### [To be done]
Repeat every record below exactly as written.

** start of Data lines **

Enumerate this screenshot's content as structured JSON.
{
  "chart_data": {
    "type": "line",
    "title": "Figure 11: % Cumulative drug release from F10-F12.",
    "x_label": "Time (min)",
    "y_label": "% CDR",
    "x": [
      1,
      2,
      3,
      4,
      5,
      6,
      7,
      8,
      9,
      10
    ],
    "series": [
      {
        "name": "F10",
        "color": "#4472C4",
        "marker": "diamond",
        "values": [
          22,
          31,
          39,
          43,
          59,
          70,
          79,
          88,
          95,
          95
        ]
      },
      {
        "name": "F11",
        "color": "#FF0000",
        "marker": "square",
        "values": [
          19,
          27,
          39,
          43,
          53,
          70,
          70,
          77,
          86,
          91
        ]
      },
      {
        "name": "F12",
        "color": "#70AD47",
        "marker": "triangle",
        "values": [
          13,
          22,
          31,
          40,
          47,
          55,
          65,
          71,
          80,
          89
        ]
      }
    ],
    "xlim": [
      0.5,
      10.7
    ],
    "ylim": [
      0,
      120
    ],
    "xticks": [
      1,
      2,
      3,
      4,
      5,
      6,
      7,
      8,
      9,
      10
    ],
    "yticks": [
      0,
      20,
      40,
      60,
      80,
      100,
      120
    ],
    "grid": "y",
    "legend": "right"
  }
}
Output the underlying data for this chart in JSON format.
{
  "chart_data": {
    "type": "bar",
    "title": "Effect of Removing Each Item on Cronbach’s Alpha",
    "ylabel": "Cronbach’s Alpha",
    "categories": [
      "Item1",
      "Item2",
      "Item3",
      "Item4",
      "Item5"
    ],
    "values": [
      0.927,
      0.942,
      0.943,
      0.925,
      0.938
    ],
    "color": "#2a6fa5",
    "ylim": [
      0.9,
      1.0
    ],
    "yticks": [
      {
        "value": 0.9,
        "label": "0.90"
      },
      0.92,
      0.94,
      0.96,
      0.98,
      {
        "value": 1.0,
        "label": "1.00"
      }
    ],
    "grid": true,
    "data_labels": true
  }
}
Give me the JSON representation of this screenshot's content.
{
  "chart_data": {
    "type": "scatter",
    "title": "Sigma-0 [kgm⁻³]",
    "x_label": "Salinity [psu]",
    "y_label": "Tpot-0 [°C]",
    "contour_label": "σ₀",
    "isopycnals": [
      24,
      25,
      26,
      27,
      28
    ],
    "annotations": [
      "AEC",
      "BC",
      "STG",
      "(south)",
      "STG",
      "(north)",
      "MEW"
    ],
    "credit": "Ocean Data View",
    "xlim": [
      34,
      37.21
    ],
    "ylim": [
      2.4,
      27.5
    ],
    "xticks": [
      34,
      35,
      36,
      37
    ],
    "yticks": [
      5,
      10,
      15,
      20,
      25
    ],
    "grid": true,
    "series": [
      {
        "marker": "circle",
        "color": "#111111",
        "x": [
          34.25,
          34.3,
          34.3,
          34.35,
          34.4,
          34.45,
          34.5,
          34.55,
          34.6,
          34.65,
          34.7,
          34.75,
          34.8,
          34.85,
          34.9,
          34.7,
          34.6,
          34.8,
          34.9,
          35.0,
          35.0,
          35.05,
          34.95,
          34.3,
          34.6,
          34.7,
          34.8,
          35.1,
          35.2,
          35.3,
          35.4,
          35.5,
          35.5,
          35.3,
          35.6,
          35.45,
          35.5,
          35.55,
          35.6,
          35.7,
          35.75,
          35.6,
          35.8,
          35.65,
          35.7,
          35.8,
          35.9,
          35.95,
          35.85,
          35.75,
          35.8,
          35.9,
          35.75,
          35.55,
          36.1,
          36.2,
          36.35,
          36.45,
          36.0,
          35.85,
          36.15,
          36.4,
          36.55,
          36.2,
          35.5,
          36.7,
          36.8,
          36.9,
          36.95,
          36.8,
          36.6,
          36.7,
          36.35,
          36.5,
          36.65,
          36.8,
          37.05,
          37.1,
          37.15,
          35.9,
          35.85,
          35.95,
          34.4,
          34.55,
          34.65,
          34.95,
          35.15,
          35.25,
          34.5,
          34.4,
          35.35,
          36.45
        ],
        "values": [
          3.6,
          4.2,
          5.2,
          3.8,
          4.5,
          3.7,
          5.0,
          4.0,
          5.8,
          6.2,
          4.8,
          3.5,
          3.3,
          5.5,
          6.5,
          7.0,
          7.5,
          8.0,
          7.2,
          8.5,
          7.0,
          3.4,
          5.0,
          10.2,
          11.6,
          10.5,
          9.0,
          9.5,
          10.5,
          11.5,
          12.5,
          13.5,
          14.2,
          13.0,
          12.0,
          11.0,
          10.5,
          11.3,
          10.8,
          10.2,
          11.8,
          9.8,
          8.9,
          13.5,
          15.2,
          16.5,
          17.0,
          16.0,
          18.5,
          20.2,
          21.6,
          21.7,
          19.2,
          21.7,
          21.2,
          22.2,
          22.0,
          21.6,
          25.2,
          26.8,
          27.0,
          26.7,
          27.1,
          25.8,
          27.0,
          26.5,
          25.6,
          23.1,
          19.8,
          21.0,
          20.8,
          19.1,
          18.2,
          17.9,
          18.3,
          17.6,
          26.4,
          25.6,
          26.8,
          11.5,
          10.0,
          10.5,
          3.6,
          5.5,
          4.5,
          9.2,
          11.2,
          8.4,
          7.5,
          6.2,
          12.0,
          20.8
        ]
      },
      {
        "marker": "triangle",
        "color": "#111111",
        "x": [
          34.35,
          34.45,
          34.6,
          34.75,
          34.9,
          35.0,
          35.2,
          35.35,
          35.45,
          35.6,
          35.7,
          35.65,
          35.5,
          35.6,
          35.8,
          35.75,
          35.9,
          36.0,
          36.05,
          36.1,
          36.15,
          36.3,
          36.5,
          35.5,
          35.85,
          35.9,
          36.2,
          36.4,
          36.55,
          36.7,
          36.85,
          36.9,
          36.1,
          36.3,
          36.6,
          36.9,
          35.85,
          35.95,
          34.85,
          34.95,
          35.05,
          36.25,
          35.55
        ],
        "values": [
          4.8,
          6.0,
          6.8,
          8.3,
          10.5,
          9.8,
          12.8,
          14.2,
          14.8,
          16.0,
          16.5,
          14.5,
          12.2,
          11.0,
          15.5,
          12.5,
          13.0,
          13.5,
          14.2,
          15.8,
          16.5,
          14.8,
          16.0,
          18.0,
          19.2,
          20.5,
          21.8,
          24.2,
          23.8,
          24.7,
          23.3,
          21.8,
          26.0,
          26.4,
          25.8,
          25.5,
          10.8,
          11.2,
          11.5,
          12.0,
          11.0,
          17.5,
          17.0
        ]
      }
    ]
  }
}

** end of Data lines **

### [Solution to the exercise]
Enumerate this screenshot's content as structured JSON.
{
  "chart_data": {
    "type": "line",
    "title": "Figure 11: % Cumulative drug release from F10-F12.",
    "x_label": "Time (min)",
    "y_label": "% CDR",
    "x": [
      1,
      2,
      3,
      4,
      5,
      6,
      7,
      8,
      9,
      10
    ],
    "series": [
      {
        "name": "F10",
        "color": "#4472C4",
        "marker": "diamond",
        "values": [
          22,
          31,
          39,
          43,
          59,
          70,
          79,
          88,
          95,
          95
        ]
      },
      {
        "name": "F11",
        "color": "#FF0000",
        "marker": "square",
        "values": [
          19,
          27,
          39,
          43,
          53,
          70,
          70,
          77,
          86,
          91
        ]
      },
      {
        "name": "F12",
        "color": "#70AD47",
        "marker": "triangle",
        "values": [
          13,
          22,
          31,
          40,
          47,
          55,
          65,
          71,
          80,
          89
        ]
      }
    ],
    "xlim": [
      0.5,
      10.7
    ],
    "ylim": [
      0,
      120
    ],
    "xticks": [
      1,
      2,
      3,
      4,
      5,
      6,
      7,
      8,
      9,
      10
    ],
    "yticks": [
      0,
      20,
      40,
      60,
      80,
      100,
      120
    ],
    "grid": "y",
    "legend": "right"
  }
}
Output the underlying data for this chart in JSON format.
{
  "chart_data": {
    "type": "bar",
    "title": "Effect of Removing Each Item on Cronbach’s Alpha",
    "ylabel": "Cronbach’s Alpha",
    "categories": [
      "Item1",
      "Item2",
      "Item3",
      "Item4",
      "Item5"
    ],
    "values": [
      0.927,
      0.942,
      0.943,
      0.925,
      0.938
    ],
    "color": "#2a6fa5",
    "ylim": [
      0.9,
      1.0
    ],
    "yticks": [
      {
        "value": 0.9,
        "label": "0.90"
      },
      0.92,
      0.94,
      0.96,
      0.98,
      {
        "value": 1.0,
        "label": "1.00"
      }
    ],
    "grid": true,
    "data_labels": true
  }
}
Give me the JSON representation of this screenshot's content.
{
  "chart_data": {
    "type": "scatter",
    "title": "Sigma-0 [kgm⁻³]",
    "x_label": "Salinity [psu]",
    "y_label": "Tpot-0 [°C]",
    "contour_label": "σ₀",
    "isopycnals": [
      24,
      25,
      26,
      27,
      28
    ],
    "annotations": [
      "AEC",
      "BC",
      "STG",
      "(south)",
      "STG",
      "(north)",
      "MEW"
    ],
    "credit": "Ocean Data View",
    "xlim": [
      34,
      37.21
    ],
    "ylim": [
      2.4,
      27.5
    ],
    "xticks": [
      34,
      35,
      36,
      37
    ],
    "yticks": [
      5,
      10,
      15,
      20,
      25
    ],
    "grid": true,
    "series": [
      {
        "marker": "circle",
        "color": "#111111",
        "x": [
          34.25,
          34.3,
          34.3,
          34.35,
          34.4,
          34.45,
          34.5,
          34.55,
          34.6,
          34.65,
          34.7,
          34.75,
          34.8,
          34.85,
          34.9,
          34.7,
          34.6,
          34.8,
          34.9,
          35.0,
          35.0,
          35.05,
          34.95,
          34.3,
          34.6,
          34.7,
          34.8,
          35.1,
          35.2,
          35.3,
          35.4,
          35.5,
          35.5,
          35.3,
          35.6,
          35.45,
          35.5,
          35.55,
          35.6,
          35.7,
          35.75,
          35.6,
          35.8,
          35.65,
          35.7,
          35.8,
          35.9,
          35.95,
          35.85,
          35.75,
          35.8,
          35.9,
          35.75,
          35.55,
          36.1,
          36.2,
          36.35,
          36.45,
          36.0,
          35.85,
          36.15,
          36.4,
          36.55,
          36.2,
          35.5,
          36.7,
          36.8,
          36.9,
          36.95,
          36.8,
          36.6,
          36.7,
          36.35,
          36.5,
          36.65,
          36.8,
          37.05,
          37.1,
          37.15,
          35.9,
          35.85,
          35.95,
          34.4,
          34.55,
          34.65,
          34.95,
          35.15,
          35.25,
          34.5,
          34.4,
          35.35,
          36.45
        ],
        "values": [
          3.6,
          4.2,
          5.2,
          3.8,
          4.5,
          3.7,
          5.0,
          4.0,
          5.8,
          6.2,
          4.8,
          3.5,
          3.3,
          5.5,
          6.5,
          7.0,
          7.5,
          8.0,
          7.2,
          8.5,
          7.0,
          3.4,
          5.0,
          10.2,
          11.6,
          10.5,
          9.0,
          9.5,
          10.5,
          11.5,
          12.5,
          13.5,
          14.2,
          13.0,
          12.0,
          11.0,
          10.5,
          11.3,
          10.8,
          10.2,
          11.8,
          9.8,
          8.9,
          13.5,
          15.2,
          16.5,
          17.0,
          16.0,
          18.5,
          20.2,
          21.6,
          21.7,
          19.2,
          21.7,
          21.2,
          22.2,
          22.0,
          21.6,
          25.2,
          26.8,
          27.0,
          26.7,
          27.1,
          25.8,
          27.0,
          26.5,
          25.6,
          23.1,
          19.8,
          21.0,
          20.8,
          19.1,
          18.2,
          17.9,
          18.3,
          17.6,
          26.4,
          25.6,
          26.8,
          11.5,
          10.0,
          10.5,
          3.6,
          5.5,
          4.5,
          9.2,
          11.2,
          8.4,
          7.5,
          6.2,
          12.0,
          20.8
        ]
      },
      {
        "marker": "triangle",
        "color": "#111111",
        "x": [
          34.35,
          34.45,
          34.6,
          34.75,
          34.9,
          35.0,
          35.2,
          35.35,
          35.45,
          35.6,
          35.7,
          35.65,
          35.5,
          35.6,
          35.8,
          35.75,
          35.9,
          36.0,
          36.05,
          36.1,
          36.15,
          36.3,
          36.5,
          35.5,
          35.85,
          35.9,
          36.2,
          36.4,
          36.55,
          36.7,
          36.85,
          36.9,
          36.1,
          36.3,
          36.6,
          36.9,
          35.85,
          35.95,
          34.85,
          34.95,
          35.05,
          36.25,
          35.55
        ],
        "values": [
          4.8,
          6.0,
          6.8,
          8.3,
          10.5,
          9.8,
          12.8,
          14.2,
          14.8,
          16.0,
          16.5,
          14.5,
          12.2,
          11.0,
          15.5,
          12.5,
          13.0,
          13.5,
          14.2,
          15.8,
          16.5,
          14.8,
          16.0,
          18.0,
          19.2,
          20.5,
          21.8,
          24.2,
          23.8,
          24.7,
          23.3,
          21.8,
          26.0,
          26.4,
          25.8,
          25.5,
          10.8,
          11.2,
          11.5,
          12.0,
          11.0,
          17.5,
          17.0
        ]
      }
    ]
  }
}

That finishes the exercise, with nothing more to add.